-- start of Excerpted data --
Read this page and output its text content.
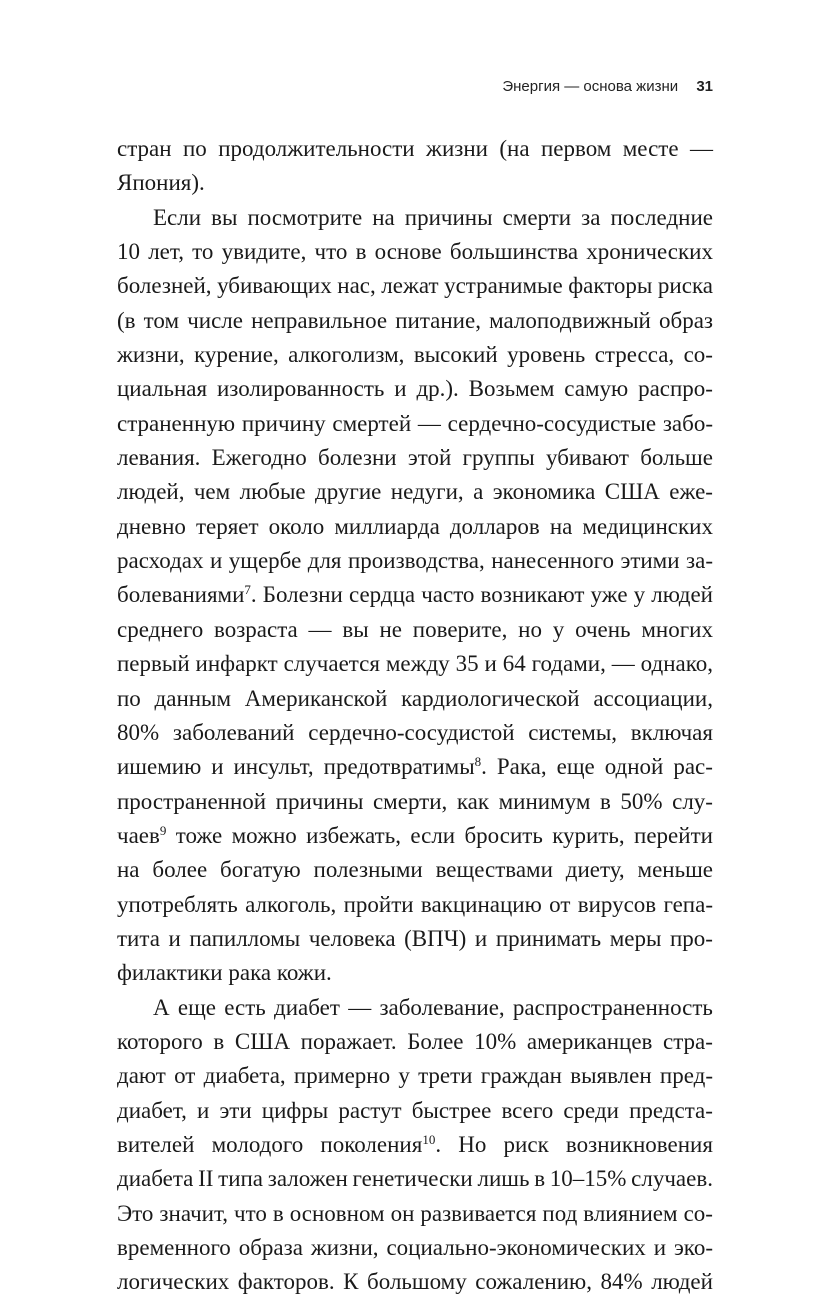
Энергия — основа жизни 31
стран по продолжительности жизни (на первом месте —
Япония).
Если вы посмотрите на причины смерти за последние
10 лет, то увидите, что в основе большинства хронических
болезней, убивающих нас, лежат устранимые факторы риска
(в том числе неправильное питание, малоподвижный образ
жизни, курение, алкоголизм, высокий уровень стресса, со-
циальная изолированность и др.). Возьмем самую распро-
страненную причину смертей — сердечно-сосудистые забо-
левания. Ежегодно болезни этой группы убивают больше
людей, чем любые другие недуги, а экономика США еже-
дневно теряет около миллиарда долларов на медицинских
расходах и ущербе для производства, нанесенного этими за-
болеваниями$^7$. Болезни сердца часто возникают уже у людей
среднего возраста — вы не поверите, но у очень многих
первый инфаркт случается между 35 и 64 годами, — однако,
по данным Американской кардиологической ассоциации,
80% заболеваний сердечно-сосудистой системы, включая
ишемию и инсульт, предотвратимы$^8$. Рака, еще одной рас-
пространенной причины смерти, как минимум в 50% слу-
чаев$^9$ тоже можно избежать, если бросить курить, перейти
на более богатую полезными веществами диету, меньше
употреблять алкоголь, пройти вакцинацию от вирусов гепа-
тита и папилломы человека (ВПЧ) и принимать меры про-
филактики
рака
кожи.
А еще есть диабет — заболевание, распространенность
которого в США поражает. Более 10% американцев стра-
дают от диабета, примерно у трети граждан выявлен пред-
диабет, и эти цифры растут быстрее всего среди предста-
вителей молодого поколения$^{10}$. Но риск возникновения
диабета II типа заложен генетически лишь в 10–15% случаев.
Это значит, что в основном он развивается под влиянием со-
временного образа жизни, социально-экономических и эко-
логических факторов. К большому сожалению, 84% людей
-- end of Excerpted data --
-- start of Excerpted data --
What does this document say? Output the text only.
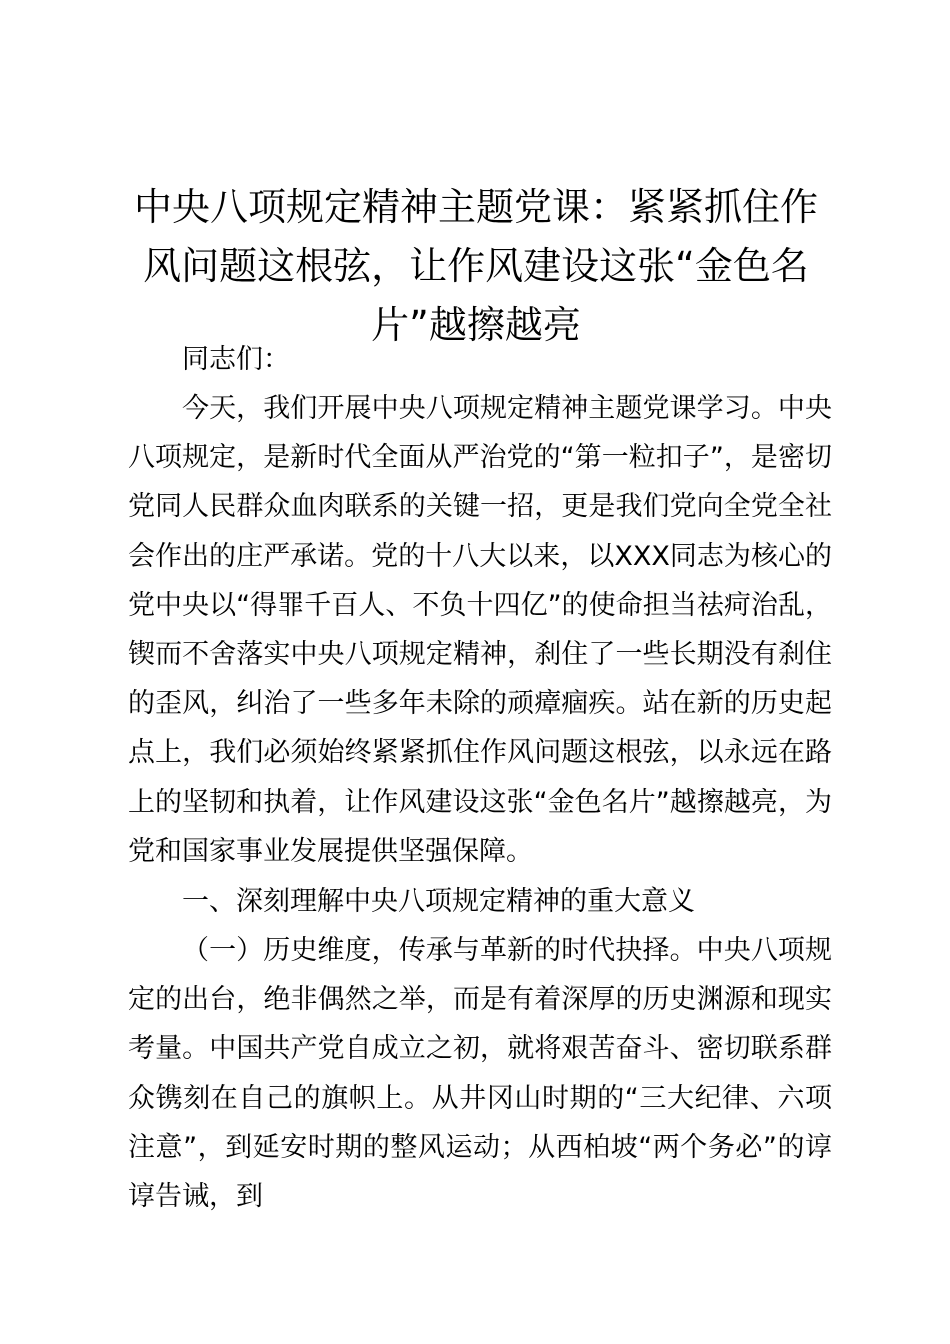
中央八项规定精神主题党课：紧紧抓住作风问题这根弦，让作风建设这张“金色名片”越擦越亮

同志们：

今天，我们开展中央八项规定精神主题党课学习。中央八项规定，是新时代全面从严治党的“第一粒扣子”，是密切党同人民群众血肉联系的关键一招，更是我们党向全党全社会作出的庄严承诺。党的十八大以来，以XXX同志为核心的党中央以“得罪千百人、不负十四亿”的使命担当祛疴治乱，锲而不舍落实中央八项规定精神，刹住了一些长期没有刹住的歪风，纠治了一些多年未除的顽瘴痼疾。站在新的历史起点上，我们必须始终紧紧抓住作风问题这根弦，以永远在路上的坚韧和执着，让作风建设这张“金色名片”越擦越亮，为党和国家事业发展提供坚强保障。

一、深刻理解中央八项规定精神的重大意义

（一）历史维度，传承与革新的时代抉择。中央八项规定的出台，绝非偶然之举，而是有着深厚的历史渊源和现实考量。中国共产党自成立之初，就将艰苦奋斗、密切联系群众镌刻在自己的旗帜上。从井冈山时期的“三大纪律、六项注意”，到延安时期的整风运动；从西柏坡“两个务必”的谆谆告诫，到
-- end of Excerpted data --
-- start of Excerpted data --
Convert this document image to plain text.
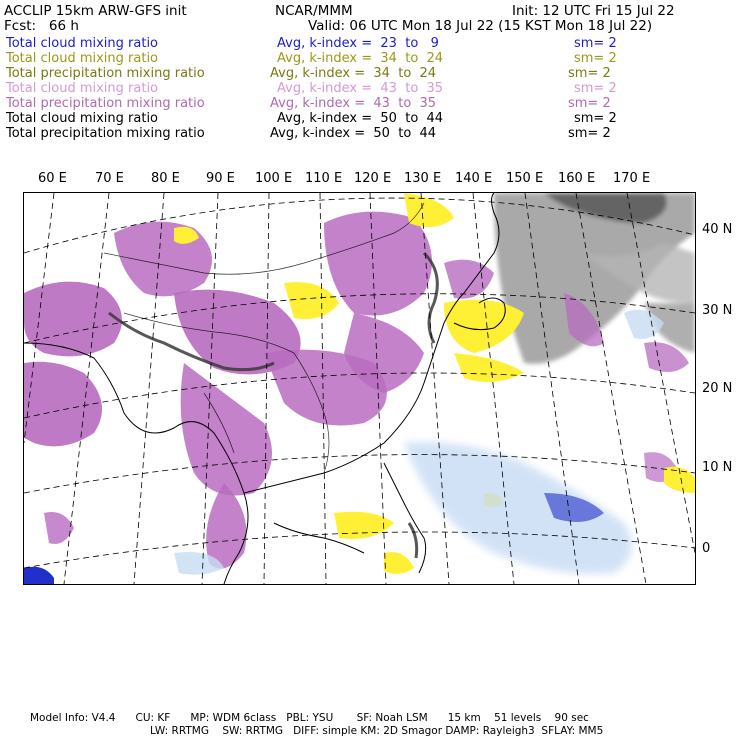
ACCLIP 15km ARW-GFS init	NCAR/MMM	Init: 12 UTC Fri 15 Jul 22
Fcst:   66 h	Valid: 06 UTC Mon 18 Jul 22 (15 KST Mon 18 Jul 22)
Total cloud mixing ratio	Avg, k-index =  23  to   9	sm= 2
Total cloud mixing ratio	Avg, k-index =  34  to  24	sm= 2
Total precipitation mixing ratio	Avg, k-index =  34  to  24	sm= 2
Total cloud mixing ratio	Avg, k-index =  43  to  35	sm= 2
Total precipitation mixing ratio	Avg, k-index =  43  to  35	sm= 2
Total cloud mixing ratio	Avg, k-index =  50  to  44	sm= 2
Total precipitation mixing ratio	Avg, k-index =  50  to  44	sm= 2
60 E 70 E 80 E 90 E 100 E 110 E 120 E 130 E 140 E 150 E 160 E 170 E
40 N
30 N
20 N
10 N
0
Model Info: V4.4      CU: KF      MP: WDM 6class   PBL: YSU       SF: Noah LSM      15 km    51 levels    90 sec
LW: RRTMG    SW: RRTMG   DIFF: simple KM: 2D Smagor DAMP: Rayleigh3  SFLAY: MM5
-- end of Excerpted data --
Stated goal
Wherever "index" shows up in a line, copy that line.

Worked solution
Total cloud mixing ratio	Avg, k-index =  23  to   9	sm= 2
Total cloud mixing ratio	Avg, k-index =  34  to  24	sm= 2
Total precipitation mixing ratio	Avg, k-index =  34  to  24	sm= 2
Total cloud mixing ratio	Avg, k-index =  43  to  35	sm= 2
Total precipitation mixing ratio	Avg, k-index =  43  to  35	sm= 2
Total cloud mixing ratio	Avg, k-index =  50  to  44	sm= 2
Total precipitation mixing ratio	Avg, k-index =  50  to  44	sm= 2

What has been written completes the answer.